What is needed
Only the pictures stay out; every record is to be quoted exactly.

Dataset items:
========================

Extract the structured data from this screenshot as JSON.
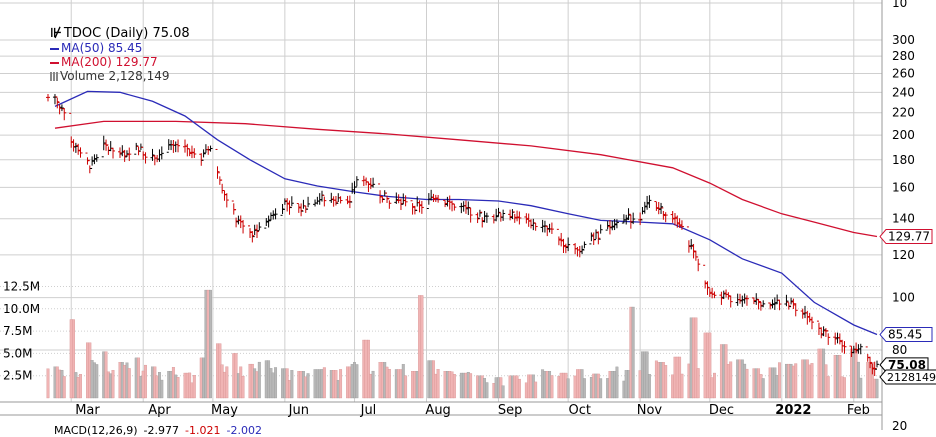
{
  "legend": {
    "title": "TDOC (Daily) 75.08",
    "ma50": "MA(50) 85.45",
    "ma200": "MA(200) 129.77",
    "volume": "Volume 2,128,149"
  },
  "macd_partial": {
    "label": "MACD(12,26,9)",
    "v1": "-2.977",
    "v2": "-1.021",
    "v3": "-2.002"
  },
  "colors": {
    "up": "#000000",
    "down": "#cc0000",
    "ma50": "#2b2bb8",
    "ma200": "#d01030",
    "vol_up": "#b8b8b8",
    "vol_down": "#f0b4b4",
    "grid": "#cfcfcf"
  },
  "chart_data": {
    "type": "line",
    "title": "TDOC (Daily) 75.08",
    "price_scale": "log",
    "price_ticks": [
      300,
      280,
      260,
      240,
      220,
      200,
      180,
      160,
      140,
      120,
      100,
      80
    ],
    "volume_ticks": [
      "12.5M",
      "10.0M",
      "7.5M",
      "5.0M",
      "2.5M"
    ],
    "volume_tick_values": [
      12500000,
      10000000,
      7500000,
      5000000,
      2500000
    ],
    "x_labels": [
      "Mar",
      "Apr",
      "May",
      "Jun",
      "Jul",
      "Aug",
      "Sep",
      "Oct",
      "Nov",
      "Dec",
      "2022",
      "Feb"
    ],
    "price_tags": [
      {
        "label": "129.77",
        "value": 129.77,
        "color": "#d01030"
      },
      {
        "label": "85.45",
        "value": 85.45,
        "color": "#2b2bb8"
      },
      {
        "label": "75.08",
        "value": 75.08,
        "color": "#000000",
        "bold": true
      }
    ],
    "volume_tag": {
      "label": "2128149",
      "value": 2128149
    },
    "partial_top_tick": "10",
    "partial_bottom_tick": "20",
    "close_path": {
      "x": [
        "2021-02-22",
        "2021-02-25",
        "2021-03-01",
        "2021-03-04",
        "2021-03-09",
        "2021-03-15",
        "2021-03-22",
        "2021-03-29",
        "2021-04-05",
        "2021-04-12",
        "2021-04-19",
        "2021-04-26",
        "2021-04-30",
        "2021-05-05",
        "2021-05-12",
        "2021-05-18",
        "2021-05-25",
        "2021-06-01",
        "2021-06-08",
        "2021-06-15",
        "2021-06-22",
        "2021-06-29",
        "2021-07-02",
        "2021-07-08",
        "2021-07-15",
        "2021-07-22",
        "2021-07-29",
        "2021-08-05",
        "2021-08-12",
        "2021-08-19",
        "2021-08-26",
        "2021-09-02",
        "2021-09-09",
        "2021-09-16",
        "2021-09-23",
        "2021-09-30",
        "2021-10-06",
        "2021-10-13",
        "2021-10-20",
        "2021-10-27",
        "2021-11-01",
        "2021-11-05",
        "2021-11-12",
        "2021-11-18",
        "2021-11-24",
        "2021-11-30",
        "2021-12-07",
        "2021-12-14",
        "2021-12-21",
        "2021-12-28",
        "2022-01-04",
        "2022-01-11",
        "2022-01-18",
        "2022-01-25",
        "2022-02-01",
        "2022-02-04",
        "2022-02-09"
      ],
      "close": [
        235,
        224,
        195,
        188,
        176,
        191,
        183,
        191,
        181,
        189,
        191,
        181,
        190,
        160,
        137,
        132,
        140,
        150,
        146,
        153,
        152,
        151,
        166,
        163,
        152,
        150,
        147,
        154,
        149,
        145,
        140,
        143,
        141,
        137,
        133,
        126,
        123,
        130,
        136,
        140,
        141,
        150,
        143,
        136,
        121,
        104,
        100,
        98,
        99,
        97,
        98,
        93,
        87,
        83,
        80,
        82,
        75.08
      ]
    },
    "ma50": {
      "x": [
        "2021-02-22",
        "2021-03-08",
        "2021-03-22",
        "2021-04-05",
        "2021-04-19",
        "2021-05-03",
        "2021-05-17",
        "2021-06-01",
        "2021-06-15",
        "2021-07-01",
        "2021-07-15",
        "2021-08-01",
        "2021-08-15",
        "2021-09-01",
        "2021-09-15",
        "2021-10-01",
        "2021-10-15",
        "2021-11-01",
        "2021-11-15",
        "2021-12-01",
        "2021-12-15",
        "2022-01-01",
        "2022-01-15",
        "2022-02-01",
        "2022-02-11"
      ],
      "values": [
        226,
        241,
        240,
        231,
        217,
        196,
        180,
        166,
        161,
        157,
        154,
        152,
        152,
        151,
        148,
        143,
        139,
        138,
        137,
        128,
        118,
        111,
        98,
        89,
        85.45
      ]
    },
    "ma200": {
      "x": [
        "2021-02-22",
        "2021-03-15",
        "2021-04-15",
        "2021-05-15",
        "2021-06-15",
        "2021-07-15",
        "2021-08-15",
        "2021-09-15",
        "2021-10-15",
        "2021-11-15",
        "2021-12-01",
        "2021-12-15",
        "2022-01-01",
        "2022-01-15",
        "2022-02-01",
        "2022-02-11"
      ],
      "values": [
        206,
        212,
        212,
        210,
        205,
        201,
        196,
        191,
        184,
        174,
        163,
        152,
        143,
        138,
        132,
        129.77
      ]
    },
    "volume": {
      "x": [
        "2021-02-22",
        "2021-03-01",
        "2021-03-08",
        "2021-03-15",
        "2021-03-22",
        "2021-03-29",
        "2021-04-05",
        "2021-04-12",
        "2021-04-19",
        "2021-04-26",
        "2021-04-29",
        "2021-05-03",
        "2021-05-10",
        "2021-05-17",
        "2021-05-24",
        "2021-06-01",
        "2021-06-08",
        "2021-06-15",
        "2021-06-22",
        "2021-06-28",
        "2021-07-06",
        "2021-07-13",
        "2021-07-20",
        "2021-07-27",
        "2021-07-29",
        "2021-08-03",
        "2021-08-10",
        "2021-08-17",
        "2021-08-24",
        "2021-09-01",
        "2021-09-08",
        "2021-09-15",
        "2021-09-22",
        "2021-09-29",
        "2021-10-06",
        "2021-10-13",
        "2021-10-20",
        "2021-10-27",
        "2021-10-28",
        "2021-11-03",
        "2021-11-10",
        "2021-11-17",
        "2021-11-24",
        "2021-11-30",
        "2021-12-07",
        "2021-12-14",
        "2021-12-21",
        "2021-12-28",
        "2022-01-04",
        "2022-01-11",
        "2022-01-18",
        "2022-01-25",
        "2022-02-01",
        "2022-02-08",
        "2022-02-11"
      ],
      "values": [
        3500000,
        8800000,
        6200000,
        5200000,
        4000000,
        4500000,
        3500000,
        3000000,
        2800000,
        4500000,
        12100000,
        6100000,
        5000000,
        3800000,
        4200000,
        3300000,
        3000000,
        3200000,
        3100000,
        3500000,
        6500000,
        4000000,
        3200000,
        3000000,
        11500000,
        4200000,
        3000000,
        2800000,
        2500000,
        2300000,
        2500000,
        2600000,
        3000000,
        2800000,
        3200000,
        2700000,
        3000000,
        3100000,
        10200000,
        5200000,
        4000000,
        4600000,
        9000000,
        7300000,
        6000000,
        4300000,
        3300000,
        3400000,
        3800000,
        4300000,
        5500000,
        4800000,
        5500000,
        4000000,
        2128149
      ]
    }
  }
}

========================

Solution
Extract the structured data from this screenshot as JSON.
{
  "legend": {
    "title": "TDOC (Daily) 75.08",
    "ma50": "MA(50) 85.45",
    "ma200": "MA(200) 129.77",
    "volume": "Volume 2,128,149"
  },
  "macd_partial": {
    "label": "MACD(12,26,9)",
    "v1": "-2.977",
    "v2": "-1.021",
    "v3": "-2.002"
  },
  "colors": {
    "up": "#000000",
    "down": "#cc0000",
    "ma50": "#2b2bb8",
    "ma200": "#d01030",
    "vol_up": "#b8b8b8",
    "vol_down": "#f0b4b4",
    "grid": "#cfcfcf"
  },
  "chart_data": {
    "type": "line",
    "title": "TDOC (Daily) 75.08",
    "price_scale": "log",
    "price_ticks": [
      300,
      280,
      260,
      240,
      220,
      200,
      180,
      160,
      140,
      120,
      100,
      80
    ],
    "volume_ticks": [
      "12.5M",
      "10.0M",
      "7.5M",
      "5.0M",
      "2.5M"
    ],
    "volume_tick_values": [
      12500000,
      10000000,
      7500000,
      5000000,
      2500000
    ],
    "x_labels": [
      "Mar",
      "Apr",
      "May",
      "Jun",
      "Jul",
      "Aug",
      "Sep",
      "Oct",
      "Nov",
      "Dec",
      "2022",
      "Feb"
    ],
    "price_tags": [
      {
        "label": "129.77",
        "value": 129.77,
        "color": "#d01030"
      },
      {
        "label": "85.45",
        "value": 85.45,
        "color": "#2b2bb8"
      },
      {
        "label": "75.08",
        "value": 75.08,
        "color": "#000000",
        "bold": true
      }
    ],
    "volume_tag": {
      "label": "2128149",
      "value": 2128149
    },
    "partial_top_tick": "10",
    "partial_bottom_tick": "20",
    "close_path": {
      "x": [
        "2021-02-22",
        "2021-02-25",
        "2021-03-01",
        "2021-03-04",
        "2021-03-09",
        "2021-03-15",
        "2021-03-22",
        "2021-03-29",
        "2021-04-05",
        "2021-04-12",
        "2021-04-19",
        "2021-04-26",
        "2021-04-30",
        "2021-05-05",
        "2021-05-12",
        "2021-05-18",
        "2021-05-25",
        "2021-06-01",
        "2021-06-08",
        "2021-06-15",
        "2021-06-22",
        "2021-06-29",
        "2021-07-02",
        "2021-07-08",
        "2021-07-15",
        "2021-07-22",
        "2021-07-29",
        "2021-08-05",
        "2021-08-12",
        "2021-08-19",
        "2021-08-26",
        "2021-09-02",
        "2021-09-09",
        "2021-09-16",
        "2021-09-23",
        "2021-09-30",
        "2021-10-06",
        "2021-10-13",
        "2021-10-20",
        "2021-10-27",
        "2021-11-01",
        "2021-11-05",
        "2021-11-12",
        "2021-11-18",
        "2021-11-24",
        "2021-11-30",
        "2021-12-07",
        "2021-12-14",
        "2021-12-21",
        "2021-12-28",
        "2022-01-04",
        "2022-01-11",
        "2022-01-18",
        "2022-01-25",
        "2022-02-01",
        "2022-02-04",
        "2022-02-09"
      ],
      "close": [
        235,
        224,
        195,
        188,
        176,
        191,
        183,
        191,
        181,
        189,
        191,
        181,
        190,
        160,
        137,
        132,
        140,
        150,
        146,
        153,
        152,
        151,
        166,
        163,
        152,
        150,
        147,
        154,
        149,
        145,
        140,
        143,
        141,
        137,
        133,
        126,
        123,
        130,
        136,
        140,
        141,
        150,
        143,
        136,
        121,
        104,
        100,
        98,
        99,
        97,
        98,
        93,
        87,
        83,
        80,
        82,
        75.08
      ]
    },
    "ma50": {
      "x": [
        "2021-02-22",
        "2021-03-08",
        "2021-03-22",
        "2021-04-05",
        "2021-04-19",
        "2021-05-03",
        "2021-05-17",
        "2021-06-01",
        "2021-06-15",
        "2021-07-01",
        "2021-07-15",
        "2021-08-01",
        "2021-08-15",
        "2021-09-01",
        "2021-09-15",
        "2021-10-01",
        "2021-10-15",
        "2021-11-01",
        "2021-11-15",
        "2021-12-01",
        "2021-12-15",
        "2022-01-01",
        "2022-01-15",
        "2022-02-01",
        "2022-02-11"
      ],
      "values": [
        226,
        241,
        240,
        231,
        217,
        196,
        180,
        166,
        161,
        157,
        154,
        152,
        152,
        151,
        148,
        143,
        139,
        138,
        137,
        128,
        118,
        111,
        98,
        89,
        85.45
      ]
    },
    "ma200": {
      "x": [
        "2021-02-22",
        "2021-03-15",
        "2021-04-15",
        "2021-05-15",
        "2021-06-15",
        "2021-07-15",
        "2021-08-15",
        "2021-09-15",
        "2021-10-15",
        "2021-11-15",
        "2021-12-01",
        "2021-12-15",
        "2022-01-01",
        "2022-01-15",
        "2022-02-01",
        "2022-02-11"
      ],
      "values": [
        206,
        212,
        212,
        210,
        205,
        201,
        196,
        191,
        184,
        174,
        163,
        152,
        143,
        138,
        132,
        129.77
      ]
    },
    "volume": {
      "x": [
        "2021-02-22",
        "2021-03-01",
        "2021-03-08",
        "2021-03-15",
        "2021-03-22",
        "2021-03-29",
        "2021-04-05",
        "2021-04-12",
        "2021-04-19",
        "2021-04-26",
        "2021-04-29",
        "2021-05-03",
        "2021-05-10",
        "2021-05-17",
        "2021-05-24",
        "2021-06-01",
        "2021-06-08",
        "2021-06-15",
        "2021-06-22",
        "2021-06-28",
        "2021-07-06",
        "2021-07-13",
        "2021-07-20",
        "2021-07-27",
        "2021-07-29",
        "2021-08-03",
        "2021-08-10",
        "2021-08-17",
        "2021-08-24",
        "2021-09-01",
        "2021-09-08",
        "2021-09-15",
        "2021-09-22",
        "2021-09-29",
        "2021-10-06",
        "2021-10-13",
        "2021-10-20",
        "2021-10-27",
        "2021-10-28",
        "2021-11-03",
        "2021-11-10",
        "2021-11-17",
        "2021-11-24",
        "2021-11-30",
        "2021-12-07",
        "2021-12-14",
        "2021-12-21",
        "2021-12-28",
        "2022-01-04",
        "2022-01-11",
        "2022-01-18",
        "2022-01-25",
        "2022-02-01",
        "2022-02-08",
        "2022-02-11"
      ],
      "values": [
        3500000,
        8800000,
        6200000,
        5200000,
        4000000,
        4500000,
        3500000,
        3000000,
        2800000,
        4500000,
        12100000,
        6100000,
        5000000,
        3800000,
        4200000,
        3300000,
        3000000,
        3200000,
        3100000,
        3500000,
        6500000,
        4000000,
        3200000,
        3000000,
        11500000,
        4200000,
        3000000,
        2800000,
        2500000,
        2300000,
        2500000,
        2600000,
        3000000,
        2800000,
        3200000,
        2700000,
        3000000,
        3100000,
        10200000,
        5200000,
        4000000,
        4600000,
        9000000,
        7300000,
        6000000,
        4300000,
        3300000,
        3400000,
        3800000,
        4300000,
        5500000,
        4800000,
        5500000,
        4000000,
        2128149
      ]
    }
  }
}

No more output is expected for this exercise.